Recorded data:
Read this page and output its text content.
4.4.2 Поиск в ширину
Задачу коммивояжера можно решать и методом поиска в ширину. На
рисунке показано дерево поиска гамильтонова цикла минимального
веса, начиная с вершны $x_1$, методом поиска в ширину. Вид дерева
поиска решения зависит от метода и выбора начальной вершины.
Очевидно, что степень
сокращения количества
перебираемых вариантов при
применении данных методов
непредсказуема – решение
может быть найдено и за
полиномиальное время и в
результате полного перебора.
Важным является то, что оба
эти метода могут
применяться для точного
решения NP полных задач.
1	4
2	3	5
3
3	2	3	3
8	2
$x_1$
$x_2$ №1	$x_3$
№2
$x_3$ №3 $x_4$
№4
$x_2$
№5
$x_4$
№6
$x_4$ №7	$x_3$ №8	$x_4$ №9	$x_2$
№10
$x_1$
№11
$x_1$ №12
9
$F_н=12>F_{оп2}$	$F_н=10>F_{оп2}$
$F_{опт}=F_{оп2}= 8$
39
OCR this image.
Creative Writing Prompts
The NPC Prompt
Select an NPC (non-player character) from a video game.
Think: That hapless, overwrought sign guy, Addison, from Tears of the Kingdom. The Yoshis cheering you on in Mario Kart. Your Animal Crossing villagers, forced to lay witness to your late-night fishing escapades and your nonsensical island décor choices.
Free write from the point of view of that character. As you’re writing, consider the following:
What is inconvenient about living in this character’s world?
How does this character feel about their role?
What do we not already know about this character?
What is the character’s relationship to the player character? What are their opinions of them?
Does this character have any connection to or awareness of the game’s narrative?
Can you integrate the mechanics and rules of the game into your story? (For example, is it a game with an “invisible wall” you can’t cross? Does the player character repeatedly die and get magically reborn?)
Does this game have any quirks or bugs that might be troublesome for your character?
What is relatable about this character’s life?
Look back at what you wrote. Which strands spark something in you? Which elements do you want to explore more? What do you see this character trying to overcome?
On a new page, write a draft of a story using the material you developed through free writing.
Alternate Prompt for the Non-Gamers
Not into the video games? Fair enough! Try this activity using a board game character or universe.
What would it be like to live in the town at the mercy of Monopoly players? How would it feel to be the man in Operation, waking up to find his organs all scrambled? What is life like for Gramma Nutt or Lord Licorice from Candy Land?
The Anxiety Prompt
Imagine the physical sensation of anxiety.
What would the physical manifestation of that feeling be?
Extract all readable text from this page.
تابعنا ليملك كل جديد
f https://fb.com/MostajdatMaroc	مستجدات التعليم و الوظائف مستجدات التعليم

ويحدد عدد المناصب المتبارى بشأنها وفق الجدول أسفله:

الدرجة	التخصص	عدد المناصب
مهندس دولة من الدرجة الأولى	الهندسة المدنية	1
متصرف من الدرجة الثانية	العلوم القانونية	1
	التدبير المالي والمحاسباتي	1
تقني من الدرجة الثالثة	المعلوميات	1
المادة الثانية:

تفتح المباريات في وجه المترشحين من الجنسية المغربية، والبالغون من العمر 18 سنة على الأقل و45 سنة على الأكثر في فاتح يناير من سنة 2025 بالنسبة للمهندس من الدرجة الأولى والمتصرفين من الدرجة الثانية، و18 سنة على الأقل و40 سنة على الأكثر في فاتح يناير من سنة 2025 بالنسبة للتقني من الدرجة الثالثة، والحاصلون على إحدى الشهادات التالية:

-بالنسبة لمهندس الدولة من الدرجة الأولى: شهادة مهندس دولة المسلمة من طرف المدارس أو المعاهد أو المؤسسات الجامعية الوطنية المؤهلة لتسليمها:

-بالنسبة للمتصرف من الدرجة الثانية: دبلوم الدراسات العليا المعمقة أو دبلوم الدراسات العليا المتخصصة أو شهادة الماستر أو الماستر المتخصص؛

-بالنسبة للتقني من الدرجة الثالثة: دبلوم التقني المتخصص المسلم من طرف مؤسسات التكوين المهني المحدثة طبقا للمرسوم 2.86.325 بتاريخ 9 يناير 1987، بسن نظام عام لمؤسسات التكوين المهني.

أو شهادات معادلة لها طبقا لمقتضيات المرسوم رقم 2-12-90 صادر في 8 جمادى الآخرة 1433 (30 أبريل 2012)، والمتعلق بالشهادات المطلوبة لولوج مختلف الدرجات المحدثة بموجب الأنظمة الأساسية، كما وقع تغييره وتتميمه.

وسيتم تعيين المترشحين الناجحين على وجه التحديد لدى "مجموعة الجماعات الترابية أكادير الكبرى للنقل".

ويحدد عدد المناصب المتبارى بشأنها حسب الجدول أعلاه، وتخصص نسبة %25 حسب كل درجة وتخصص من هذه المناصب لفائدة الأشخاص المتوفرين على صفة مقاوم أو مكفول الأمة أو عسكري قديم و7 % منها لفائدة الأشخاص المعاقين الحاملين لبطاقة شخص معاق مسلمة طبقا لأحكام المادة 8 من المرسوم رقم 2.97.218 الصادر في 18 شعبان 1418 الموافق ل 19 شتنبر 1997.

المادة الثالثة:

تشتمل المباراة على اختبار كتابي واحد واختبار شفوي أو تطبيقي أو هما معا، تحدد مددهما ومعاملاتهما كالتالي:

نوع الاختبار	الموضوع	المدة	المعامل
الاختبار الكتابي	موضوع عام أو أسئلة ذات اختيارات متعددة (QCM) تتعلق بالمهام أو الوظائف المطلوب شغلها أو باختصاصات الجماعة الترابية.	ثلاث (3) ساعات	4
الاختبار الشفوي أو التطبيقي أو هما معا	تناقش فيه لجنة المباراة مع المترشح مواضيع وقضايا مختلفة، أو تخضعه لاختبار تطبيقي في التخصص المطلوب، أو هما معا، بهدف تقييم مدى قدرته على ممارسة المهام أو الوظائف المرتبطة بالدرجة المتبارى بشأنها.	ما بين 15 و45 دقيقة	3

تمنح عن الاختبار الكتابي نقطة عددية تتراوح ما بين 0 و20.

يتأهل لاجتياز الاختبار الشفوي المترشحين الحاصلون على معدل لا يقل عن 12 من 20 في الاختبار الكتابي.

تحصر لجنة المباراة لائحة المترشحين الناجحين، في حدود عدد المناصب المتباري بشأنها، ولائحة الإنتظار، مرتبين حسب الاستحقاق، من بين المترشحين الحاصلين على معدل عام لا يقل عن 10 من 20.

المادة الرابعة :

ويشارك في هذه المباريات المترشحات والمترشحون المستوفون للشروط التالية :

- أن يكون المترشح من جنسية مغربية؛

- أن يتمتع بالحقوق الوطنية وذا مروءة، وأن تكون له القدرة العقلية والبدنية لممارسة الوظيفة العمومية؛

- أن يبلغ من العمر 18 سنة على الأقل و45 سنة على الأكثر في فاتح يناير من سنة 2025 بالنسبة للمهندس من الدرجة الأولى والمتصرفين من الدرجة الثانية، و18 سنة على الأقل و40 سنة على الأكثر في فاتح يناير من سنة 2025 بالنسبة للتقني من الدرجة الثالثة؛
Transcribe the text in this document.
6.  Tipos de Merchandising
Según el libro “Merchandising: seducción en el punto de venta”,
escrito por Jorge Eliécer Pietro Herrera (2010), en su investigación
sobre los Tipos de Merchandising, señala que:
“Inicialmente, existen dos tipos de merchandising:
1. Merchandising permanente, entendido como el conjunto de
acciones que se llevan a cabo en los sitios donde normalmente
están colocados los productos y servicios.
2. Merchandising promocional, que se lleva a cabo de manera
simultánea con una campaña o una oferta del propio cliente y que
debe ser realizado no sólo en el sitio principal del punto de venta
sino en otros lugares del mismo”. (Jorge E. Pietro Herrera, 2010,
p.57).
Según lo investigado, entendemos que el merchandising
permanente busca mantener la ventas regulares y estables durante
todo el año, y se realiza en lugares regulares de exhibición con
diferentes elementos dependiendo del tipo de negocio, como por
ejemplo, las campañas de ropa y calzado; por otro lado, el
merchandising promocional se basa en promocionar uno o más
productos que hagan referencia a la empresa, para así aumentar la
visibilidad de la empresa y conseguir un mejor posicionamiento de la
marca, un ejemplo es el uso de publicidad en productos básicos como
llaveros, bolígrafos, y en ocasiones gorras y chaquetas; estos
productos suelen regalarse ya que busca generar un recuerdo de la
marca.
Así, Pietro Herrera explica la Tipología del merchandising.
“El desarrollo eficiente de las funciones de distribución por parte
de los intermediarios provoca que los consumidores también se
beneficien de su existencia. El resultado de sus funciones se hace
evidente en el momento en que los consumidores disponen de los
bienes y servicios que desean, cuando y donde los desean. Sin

*To be done:* Among the entries above, how many lines hold the string "الوطنية"? Give the number by itself.

*Answer for this exercise:* 2